##### RECORD EXCERPTS #####

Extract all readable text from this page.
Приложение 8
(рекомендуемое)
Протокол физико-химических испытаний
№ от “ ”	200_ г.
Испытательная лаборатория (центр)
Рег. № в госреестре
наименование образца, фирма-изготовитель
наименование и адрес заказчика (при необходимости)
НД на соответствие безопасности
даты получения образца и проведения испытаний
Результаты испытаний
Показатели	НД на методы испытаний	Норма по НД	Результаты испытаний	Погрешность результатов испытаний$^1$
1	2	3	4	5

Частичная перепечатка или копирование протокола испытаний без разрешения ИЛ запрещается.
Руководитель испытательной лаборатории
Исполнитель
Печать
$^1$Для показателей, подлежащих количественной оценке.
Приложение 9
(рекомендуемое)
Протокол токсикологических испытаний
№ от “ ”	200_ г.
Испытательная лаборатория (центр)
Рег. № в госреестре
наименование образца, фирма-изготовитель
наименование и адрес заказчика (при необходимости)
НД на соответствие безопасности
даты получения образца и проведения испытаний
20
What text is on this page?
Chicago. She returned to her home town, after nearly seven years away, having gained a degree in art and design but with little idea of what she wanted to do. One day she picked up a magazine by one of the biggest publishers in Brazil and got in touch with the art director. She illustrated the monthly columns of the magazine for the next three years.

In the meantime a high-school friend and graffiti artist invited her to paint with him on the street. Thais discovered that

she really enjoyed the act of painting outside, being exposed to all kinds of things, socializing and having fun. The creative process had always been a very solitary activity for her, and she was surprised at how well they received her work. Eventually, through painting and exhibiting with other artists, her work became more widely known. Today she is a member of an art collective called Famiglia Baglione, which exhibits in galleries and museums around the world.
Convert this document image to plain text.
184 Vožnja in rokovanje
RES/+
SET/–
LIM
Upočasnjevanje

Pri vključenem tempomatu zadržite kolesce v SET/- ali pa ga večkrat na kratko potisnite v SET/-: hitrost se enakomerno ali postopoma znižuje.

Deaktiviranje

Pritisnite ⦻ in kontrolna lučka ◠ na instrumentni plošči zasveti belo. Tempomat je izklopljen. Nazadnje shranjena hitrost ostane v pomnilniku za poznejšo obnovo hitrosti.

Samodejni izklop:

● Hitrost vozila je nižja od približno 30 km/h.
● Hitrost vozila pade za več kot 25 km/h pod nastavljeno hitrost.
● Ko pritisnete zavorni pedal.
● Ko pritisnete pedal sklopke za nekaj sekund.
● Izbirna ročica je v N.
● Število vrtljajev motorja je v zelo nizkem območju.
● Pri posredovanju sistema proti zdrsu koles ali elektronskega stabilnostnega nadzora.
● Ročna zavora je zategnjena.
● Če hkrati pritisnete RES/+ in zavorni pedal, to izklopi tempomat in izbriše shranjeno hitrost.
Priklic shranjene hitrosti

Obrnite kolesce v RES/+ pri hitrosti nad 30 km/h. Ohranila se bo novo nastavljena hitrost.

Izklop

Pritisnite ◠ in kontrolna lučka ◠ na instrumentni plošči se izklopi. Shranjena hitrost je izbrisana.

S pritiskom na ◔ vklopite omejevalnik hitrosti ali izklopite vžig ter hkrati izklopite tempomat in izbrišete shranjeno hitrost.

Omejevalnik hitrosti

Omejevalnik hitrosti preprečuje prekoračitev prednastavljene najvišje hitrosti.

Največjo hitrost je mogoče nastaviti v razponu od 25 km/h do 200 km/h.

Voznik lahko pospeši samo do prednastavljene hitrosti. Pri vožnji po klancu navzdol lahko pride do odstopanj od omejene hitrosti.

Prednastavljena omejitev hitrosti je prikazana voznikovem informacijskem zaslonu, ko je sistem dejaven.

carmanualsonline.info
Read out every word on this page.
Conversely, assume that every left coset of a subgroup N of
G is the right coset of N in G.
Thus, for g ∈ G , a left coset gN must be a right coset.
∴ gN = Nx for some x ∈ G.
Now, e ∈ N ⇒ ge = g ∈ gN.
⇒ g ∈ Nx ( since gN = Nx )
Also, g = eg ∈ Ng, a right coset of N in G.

#####

> _TASK TO COMPLETE_: Make a verbatim copy of every entry shown above.

> _THE ANSWER_:
Extract all readable text from this page.
Приложение 8
(рекомендуемое)
Протокол физико-химических испытаний
№ от “ ”	200_ г.
Испытательная лаборатория (центр)
Рег. № в госреестре
наименование образца, фирма-изготовитель
наименование и адрес заказчика (при необходимости)
НД на соответствие безопасности
даты получения образца и проведения испытаний
Результаты испытаний
Показатели	НД на методы испытаний	Норма по НД	Результаты испытаний	Погрешность результатов испытаний$^1$
1	2	3	4	5

Частичная перепечатка или копирование протокола испытаний без разрешения ИЛ запрещается.
Руководитель испытательной лаборатории
Исполнитель
Печать
$^1$Для показателей, подлежащих количественной оценке.
Приложение 9
(рекомендуемое)
Протокол токсикологических испытаний
№ от “ ”	200_ г.
Испытательная лаборатория (центр)
Рег. № в госреестре
наименование образца, фирма-изготовитель
наименование и адрес заказчика (при необходимости)
НД на соответствие безопасности
даты получения образца и проведения испытаний
20
What text is on this page?
Chicago. She returned to her home town, after nearly seven years away, having gained a degree in art and design but with little idea of what she wanted to do. One day she picked up a magazine by one of the biggest publishers in Brazil and got in touch with the art director. She illustrated the monthly columns of the magazine for the next three years.

In the meantime a high-school friend and graffiti artist invited her to paint with him on the street. Thais discovered that

she really enjoyed the act of painting outside, being exposed to all kinds of things, socializing and having fun. The creative process had always been a very solitary activity for her, and she was surprised at how well they received her work. Eventually, through painting and exhibiting with other artists, her work became more widely known. Today she is a member of an art collective called Famiglia Baglione, which exhibits in galleries and museums around the world.
Convert this document image to plain text.
184 Vožnja in rokovanje
RES/+
SET/–
LIM
Upočasnjevanje

Pri vključenem tempomatu zadržite kolesce v SET/- ali pa ga večkrat na kratko potisnite v SET/-: hitrost se enakomerno ali postopoma znižuje.

Deaktiviranje

Pritisnite ⦻ in kontrolna lučka ◠ na instrumentni plošči zasveti belo. Tempomat je izklopljen. Nazadnje shranjena hitrost ostane v pomnilniku za poznejšo obnovo hitrosti.

Samodejni izklop:

● Hitrost vozila je nižja od približno 30 km/h.
● Hitrost vozila pade za več kot 25 km/h pod nastavljeno hitrost.
● Ko pritisnete zavorni pedal.
● Ko pritisnete pedal sklopke za nekaj sekund.
● Izbirna ročica je v N.
● Število vrtljajev motorja je v zelo nizkem območju.
● Pri posredovanju sistema proti zdrsu koles ali elektronskega stabilnostnega nadzora.
● Ročna zavora je zategnjena.
● Če hkrati pritisnete RES/+ in zavorni pedal, to izklopi tempomat in izbriše shranjeno hitrost.
Priklic shranjene hitrosti

Obrnite kolesce v RES/+ pri hitrosti nad 30 km/h. Ohranila se bo novo nastavljena hitrost.

Izklop

Pritisnite ◠ in kontrolna lučka ◠ na instrumentni plošči se izklopi. Shranjena hitrost je izbrisana.

S pritiskom na ◔ vklopite omejevalnik hitrosti ali izklopite vžig ter hkrati izklopite tempomat in izbrišete shranjeno hitrost.

Omejevalnik hitrosti

Omejevalnik hitrosti preprečuje prekoračitev prednastavljene najvišje hitrosti.

Največjo hitrost je mogoče nastaviti v razponu od 25 km/h do 200 km/h.

Voznik lahko pospeši samo do prednastavljene hitrosti. Pri vožnji po klancu navzdol lahko pride do odstopanj od omejene hitrosti.

Prednastavljena omejitev hitrosti je prikazana voznikovem informacijskem zaslonu, ko je sistem dejaven.

carmanualsonline.info
Read out every word on this page.
Conversely, assume that every left coset of a subgroup N of
G is the right coset of N in G.
Thus, for g ∈ G , a left coset gN must be a right coset.
∴ gN = Nx for some x ∈ G.
Now, e ∈ N ⇒ ge = g ∈ gN.
⇒ g ∈ Nx ( since gN = Nx )
Also, g = eg ∈ Ng, a right coset of N in G.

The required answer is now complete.